» DIRECTIONS: Search the listing for "Piston" and copy every line where it appears.

» STORED ROWS:
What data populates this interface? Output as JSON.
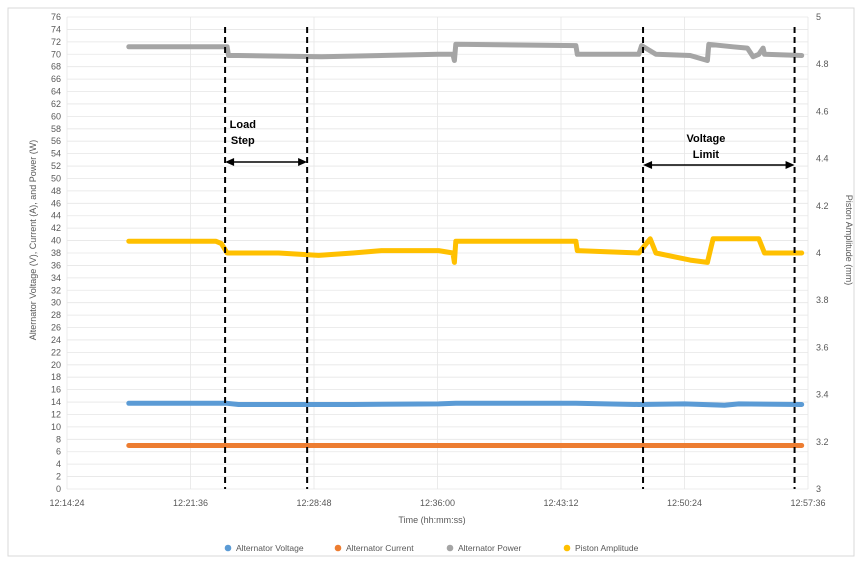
{
  "chart_data": {
    "type": "line",
    "title": "",
    "xlabel": "Time (hh:mm:ss)",
    "ylabel": "Alternator Voltage (V), Current (A), and Power (W)",
    "y2label": "Piston Amplitude (mm)",
    "xlim": [
      0,
      2592
    ],
    "x_ticks": [
      "12:14:24",
      "12:21:36",
      "12:28:48",
      "12:36:00",
      "12:43:12",
      "12:50:24",
      "12:57:36"
    ],
    "ylim": [
      0,
      76
    ],
    "y_step": 2,
    "y2lim": [
      3,
      5
    ],
    "y2_ticks": [
      "3",
      "3.2",
      "3.4",
      "3.6",
      "3.8",
      "4",
      "4.2",
      "4.4",
      "4.6",
      "4.8",
      "5"
    ],
    "grid": true,
    "legend_position": "bottom",
    "series": [
      {
        "name": "Alternator Voltage",
        "color": "#5B9BD5",
        "axis": "left",
        "x": [
          216,
          560,
          600,
          1000,
          1300,
          1360,
          1780,
          2000,
          2160,
          2300,
          2350,
          2570
        ],
        "values": [
          13.8,
          13.8,
          13.6,
          13.6,
          13.7,
          13.8,
          13.8,
          13.6,
          13.7,
          13.5,
          13.7,
          13.6
        ]
      },
      {
        "name": "Alternator Current",
        "color": "#ED7D31",
        "axis": "left",
        "x": [
          216,
          2570
        ],
        "values": [
          7.0,
          7.0
        ]
      },
      {
        "name": "Alternator Power",
        "color": "#A5A5A5",
        "axis": "left",
        "x": [
          216,
          560,
          565,
          600,
          890,
          1300,
          1350,
          1355,
          1360,
          1780,
          1785,
          2000,
          2010,
          2060,
          2180,
          2240,
          2245,
          2330,
          2380,
          2400,
          2420,
          2435,
          2440,
          2570
        ],
        "values": [
          71.2,
          71.2,
          69.8,
          69.8,
          69.6,
          70.0,
          70.0,
          69.0,
          71.6,
          71.4,
          70.0,
          70.0,
          71.4,
          70.0,
          69.8,
          69.0,
          71.6,
          71.2,
          71.0,
          69.6,
          70.0,
          71.0,
          70.0,
          69.8
        ]
      },
      {
        "name": "Piston Amplitude",
        "color": "#FFC000",
        "axis": "right",
        "x": [
          216,
          520,
          540,
          560,
          740,
          880,
          1000,
          1100,
          1300,
          1350,
          1355,
          1360,
          1780,
          1785,
          2000,
          2040,
          2060,
          2180,
          2240,
          2260,
          2265,
          2420,
          2440,
          2570
        ],
        "values": [
          4.05,
          4.05,
          4.04,
          4.0,
          4.0,
          3.99,
          4.0,
          4.01,
          4.01,
          4.0,
          3.96,
          4.05,
          4.05,
          4.01,
          4.0,
          4.06,
          4.0,
          3.97,
          3.96,
          4.06,
          4.06,
          4.06,
          4.0,
          4.0
        ]
      }
    ],
    "annotations": [
      {
        "text": "Load",
        "x": 615
      },
      {
        "text": "Step",
        "x": 615
      },
      {
        "text": "Voltage",
        "x": 2235
      },
      {
        "text": "Limit",
        "x": 2235
      }
    ],
    "vlines": [
      553,
      840,
      2015,
      2545
    ],
    "arrows": [
      [
        553,
        840
      ],
      [
        2015,
        2545
      ]
    ]
  }
}
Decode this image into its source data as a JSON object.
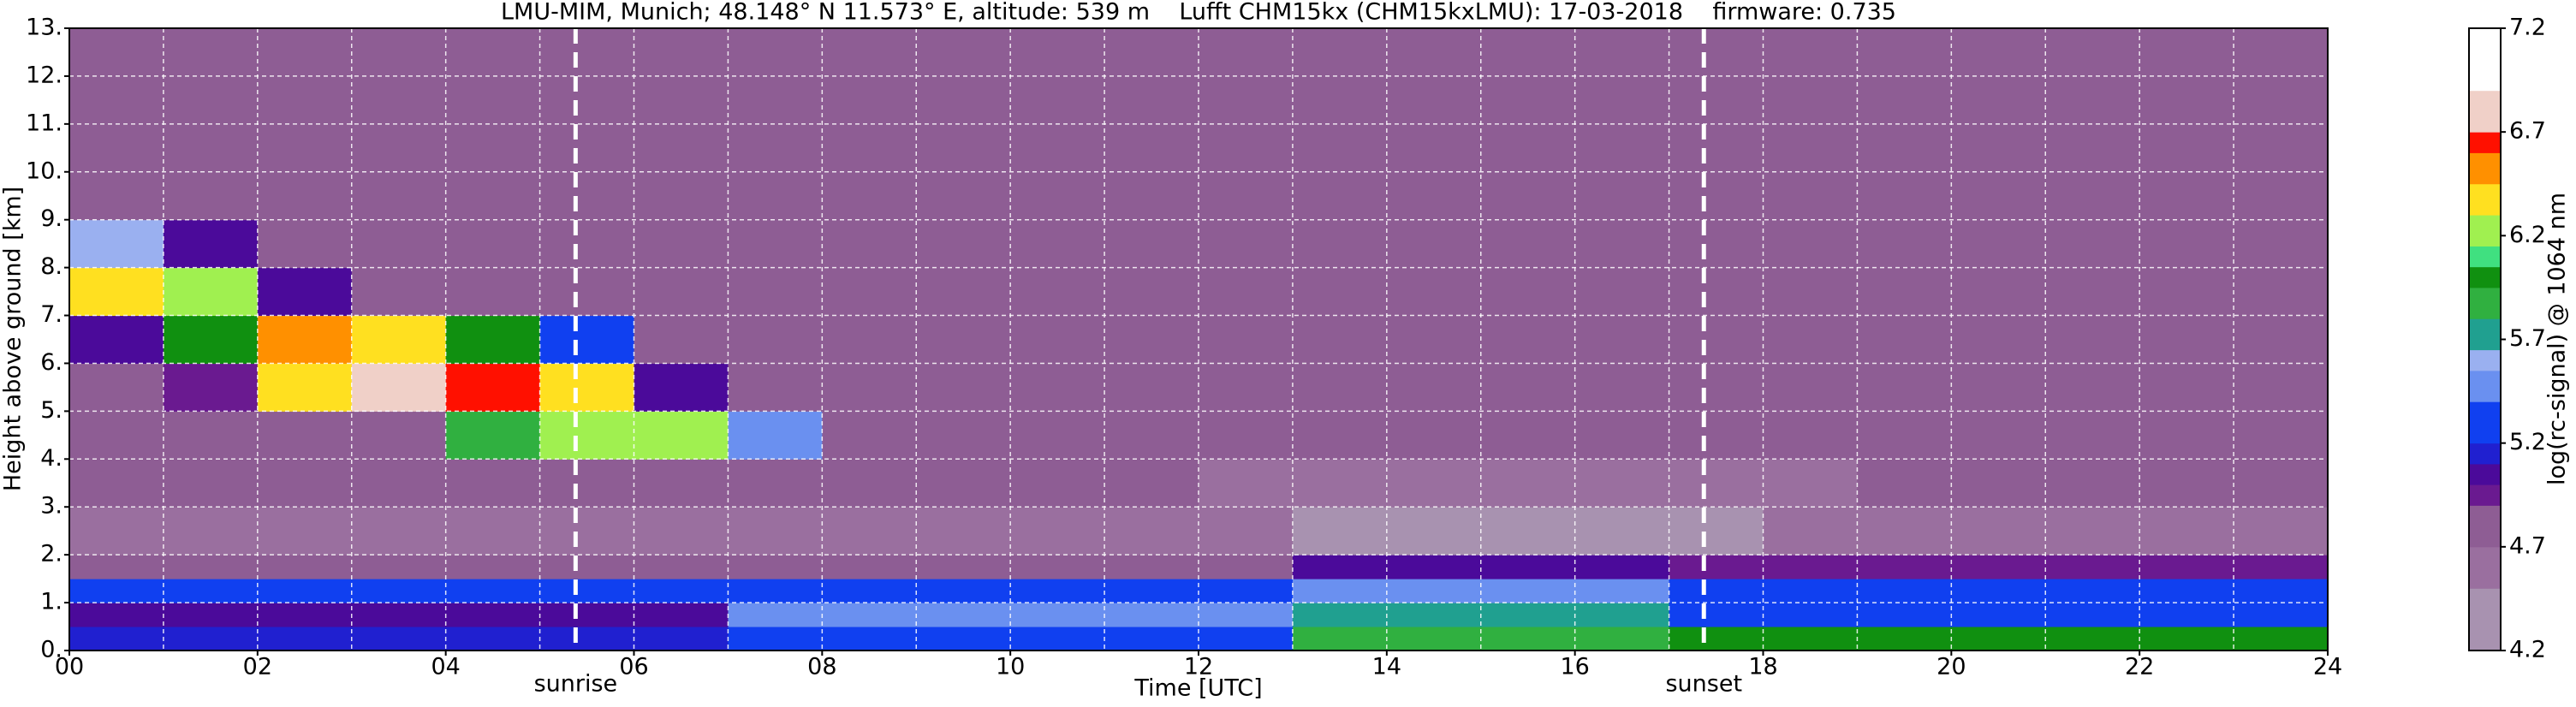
{
  "chart_data": {
    "type": "heatmap",
    "title": "LMU-MIM, Munich; 48.148° N 11.573° E, altitude: 539 m    Lufft CHM15kx (CHM15kxLMU): 17-03-2018    firmware: 0.735",
    "xlabel": "Time [UTC]",
    "ylabel": "Height above ground [km]",
    "colorbar_label": "log(rc-signal) @ 1064 nm",
    "xlim": [
      0,
      24
    ],
    "ylim": [
      0,
      13
    ],
    "xticks": [
      {
        "value": 0,
        "label": "00"
      },
      {
        "value": 2,
        "label": "02"
      },
      {
        "value": 4,
        "label": "04"
      },
      {
        "value": 6,
        "label": "06"
      },
      {
        "value": 8,
        "label": "08"
      },
      {
        "value": 10,
        "label": "10"
      },
      {
        "value": 12,
        "label": "12"
      },
      {
        "value": 14,
        "label": "14"
      },
      {
        "value": 16,
        "label": "16"
      },
      {
        "value": 18,
        "label": "18"
      },
      {
        "value": 20,
        "label": "20"
      },
      {
        "value": 22,
        "label": "22"
      },
      {
        "value": 24,
        "label": "24"
      }
    ],
    "xminorticks": [
      1,
      3,
      5,
      7,
      9,
      11,
      13,
      15,
      17,
      19,
      21,
      23
    ],
    "yticks": [
      {
        "value": 0,
        "label": "0."
      },
      {
        "value": 1,
        "label": "1."
      },
      {
        "value": 2,
        "label": "2."
      },
      {
        "value": 3,
        "label": "3."
      },
      {
        "value": 4,
        "label": "4."
      },
      {
        "value": 5,
        "label": "5."
      },
      {
        "value": 6,
        "label": "6."
      },
      {
        "value": 7,
        "label": "7."
      },
      {
        "value": 8,
        "label": "8."
      },
      {
        "value": 9,
        "label": "9."
      },
      {
        "value": 10,
        "label": "10."
      },
      {
        "value": 11,
        "label": "11."
      },
      {
        "value": 12,
        "label": "12."
      },
      {
        "value": 13,
        "label": "13."
      }
    ],
    "grid": true,
    "zlim": [
      4.2,
      7.2
    ],
    "zticks": [
      4.2,
      4.7,
      5.2,
      5.7,
      6.2,
      6.7,
      7.2
    ],
    "colorscale": [
      [
        4.2,
        "#a892b0"
      ],
      [
        4.5,
        "#9a6f9f"
      ],
      [
        4.7,
        "#8e5d94"
      ],
      [
        4.9,
        "#6a1a90"
      ],
      [
        5.0,
        "#4b0a9a"
      ],
      [
        5.1,
        "#2020d0"
      ],
      [
        5.2,
        "#1040f0"
      ],
      [
        5.4,
        "#6a90f0"
      ],
      [
        5.55,
        "#9ab0f0"
      ],
      [
        5.65,
        "#20a090"
      ],
      [
        5.8,
        "#30b040"
      ],
      [
        5.95,
        "#109010"
      ],
      [
        6.05,
        "#40e080"
      ],
      [
        6.15,
        "#a0f050"
      ],
      [
        6.3,
        "#ffe020"
      ],
      [
        6.45,
        "#ff9000"
      ],
      [
        6.6,
        "#ff1000"
      ],
      [
        6.7,
        "#f0d0c8"
      ],
      [
        6.9,
        "#ffffff"
      ]
    ],
    "annotations": [
      {
        "text": "sunrise",
        "x": 5.38
      },
      {
        "text": "sunset",
        "x": 17.37
      }
    ],
    "xbins": [
      0,
      1,
      2,
      3,
      4,
      5,
      6,
      7,
      8,
      9,
      10,
      11,
      12,
      13,
      14,
      15,
      16,
      17,
      18,
      19,
      20,
      21,
      22,
      23,
      24
    ],
    "ybins": [
      0,
      0.5,
      1,
      1.5,
      2,
      3,
      4,
      5,
      6,
      7,
      8,
      9,
      10,
      11,
      12,
      13
    ],
    "z": [
      [
        5.1,
        5.1,
        5.1,
        5.1,
        5.1,
        5.1,
        5.1,
        5.3,
        5.3,
        5.3,
        5.3,
        5.3,
        5.3,
        5.8,
        5.8,
        5.8,
        5.8,
        6.0,
        6.0,
        6.0,
        6.0,
        6.0,
        6.0,
        6.0
      ],
      [
        5.0,
        5.0,
        5.0,
        5.0,
        5.0,
        5.0,
        5.0,
        5.4,
        5.4,
        5.4,
        5.4,
        5.4,
        5.4,
        5.7,
        5.7,
        5.7,
        5.7,
        5.3,
        5.3,
        5.3,
        5.3,
        5.3,
        5.3,
        5.3
      ],
      [
        5.2,
        5.2,
        5.2,
        5.2,
        5.2,
        5.2,
        5.2,
        5.2,
        5.2,
        5.2,
        5.2,
        5.2,
        5.2,
        5.4,
        5.4,
        5.4,
        5.4,
        5.3,
        5.3,
        5.3,
        5.3,
        5.3,
        5.3,
        5.3
      ],
      [
        4.8,
        4.8,
        4.8,
        4.8,
        4.8,
        4.8,
        4.8,
        4.8,
        4.8,
        4.8,
        4.8,
        4.8,
        4.8,
        5.0,
        5.0,
        5.0,
        5.0,
        4.9,
        4.9,
        4.9,
        4.9,
        4.9,
        4.9,
        4.9
      ],
      [
        4.6,
        4.6,
        4.6,
        4.6,
        4.6,
        4.6,
        4.6,
        4.6,
        4.6,
        4.6,
        4.6,
        4.6,
        4.6,
        4.4,
        4.4,
        4.4,
        4.4,
        4.4,
        4.5,
        4.5,
        4.5,
        4.5,
        4.5,
        4.5
      ],
      [
        4.7,
        4.7,
        4.7,
        4.7,
        4.7,
        4.7,
        4.7,
        4.7,
        4.7,
        4.7,
        4.7,
        4.7,
        4.5,
        4.5,
        4.5,
        4.5,
        4.5,
        4.5,
        4.5,
        4.7,
        4.7,
        4.7,
        4.7,
        4.7
      ],
      [
        4.8,
        4.8,
        4.8,
        4.8,
        5.8,
        6.2,
        6.2,
        5.4,
        4.8,
        4.8,
        4.8,
        4.8,
        4.8,
        4.8,
        4.8,
        4.8,
        4.8,
        4.8,
        4.8,
        4.8,
        4.8,
        4.8,
        4.8,
        4.8
      ],
      [
        4.8,
        4.9,
        6.3,
        6.8,
        6.6,
        6.3,
        5.0,
        4.8,
        4.8,
        4.8,
        4.8,
        4.8,
        4.8,
        4.8,
        4.8,
        4.8,
        4.8,
        4.8,
        4.8,
        4.8,
        4.8,
        4.8,
        4.8,
        4.8
      ],
      [
        5.0,
        6.0,
        6.5,
        6.3,
        6.0,
        5.2,
        4.8,
        4.8,
        4.8,
        4.8,
        4.8,
        4.8,
        4.8,
        4.8,
        4.8,
        4.8,
        4.8,
        4.8,
        4.8,
        4.8,
        4.8,
        4.8,
        4.8,
        4.8
      ],
      [
        6.3,
        6.2,
        5.0,
        4.8,
        4.8,
        4.8,
        4.8,
        4.8,
        4.8,
        4.8,
        4.8,
        4.8,
        4.8,
        4.8,
        4.8,
        4.8,
        4.8,
        4.8,
        4.8,
        4.8,
        4.8,
        4.8,
        4.8,
        4.8
      ],
      [
        5.6,
        5.0,
        4.8,
        4.8,
        4.8,
        4.8,
        4.8,
        4.8,
        4.8,
        4.8,
        4.8,
        4.8,
        4.8,
        4.8,
        4.8,
        4.8,
        4.8,
        4.8,
        4.8,
        4.8,
        4.8,
        4.8,
        4.8,
        4.8
      ],
      [
        4.8,
        4.8,
        4.8,
        4.8,
        4.8,
        4.8,
        4.8,
        4.8,
        4.8,
        4.8,
        4.8,
        4.8,
        4.8,
        4.8,
        4.8,
        4.8,
        4.8,
        4.8,
        4.8,
        4.8,
        4.8,
        4.8,
        4.8,
        4.8
      ],
      [
        4.8,
        4.8,
        4.8,
        4.8,
        4.8,
        4.8,
        4.8,
        4.8,
        4.8,
        4.8,
        4.8,
        4.8,
        4.8,
        4.8,
        4.8,
        4.8,
        4.8,
        4.8,
        4.8,
        4.8,
        4.8,
        4.8,
        4.8,
        4.8
      ],
      [
        4.8,
        4.8,
        4.8,
        4.8,
        4.8,
        4.8,
        4.8,
        4.8,
        4.8,
        4.8,
        4.8,
        4.8,
        4.8,
        4.8,
        4.8,
        4.8,
        4.8,
        4.8,
        4.8,
        4.8,
        4.8,
        4.8,
        4.8,
        4.8
      ],
      [
        4.8,
        4.8,
        4.8,
        4.8,
        4.8,
        4.8,
        4.8,
        4.8,
        4.8,
        4.8,
        4.8,
        4.8,
        4.8,
        4.8,
        4.8,
        4.8,
        4.8,
        4.8,
        4.8,
        4.8,
        4.8,
        4.8,
        4.8,
        4.8
      ]
    ]
  }
}
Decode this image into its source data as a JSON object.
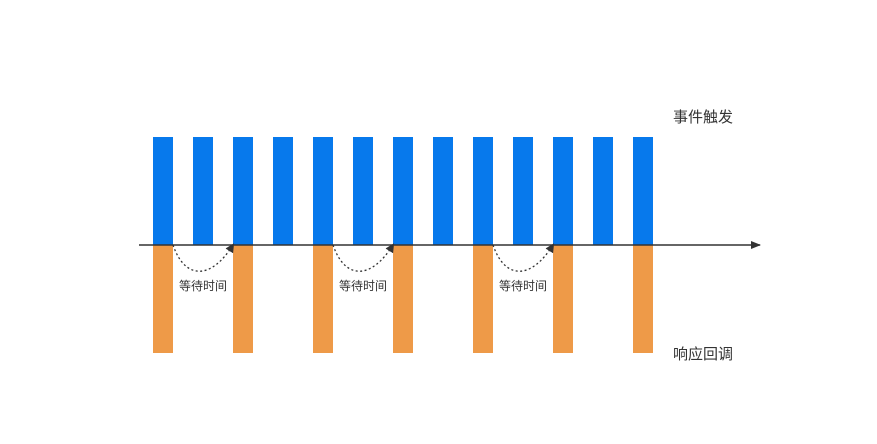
{
  "labels": {
    "events": "事件触发",
    "callbacks": "响应回调",
    "wait": "等待时间"
  },
  "colors": {
    "event_bar": "#0779ec",
    "callback_bar": "#ee9a48",
    "axis": "#333333",
    "text": "#333333"
  },
  "diagram": {
    "event_count": 13,
    "callback_indices": [
      0,
      2,
      4,
      6,
      8,
      10,
      12
    ],
    "wait_intervals": [
      [
        0,
        2
      ],
      [
        4,
        6
      ],
      [
        8,
        10
      ]
    ]
  }
}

» ANSWER FOR THE TASK:
    "y2label": "Piston Amplitude (mm)",
        "name": "Piston Amplitude",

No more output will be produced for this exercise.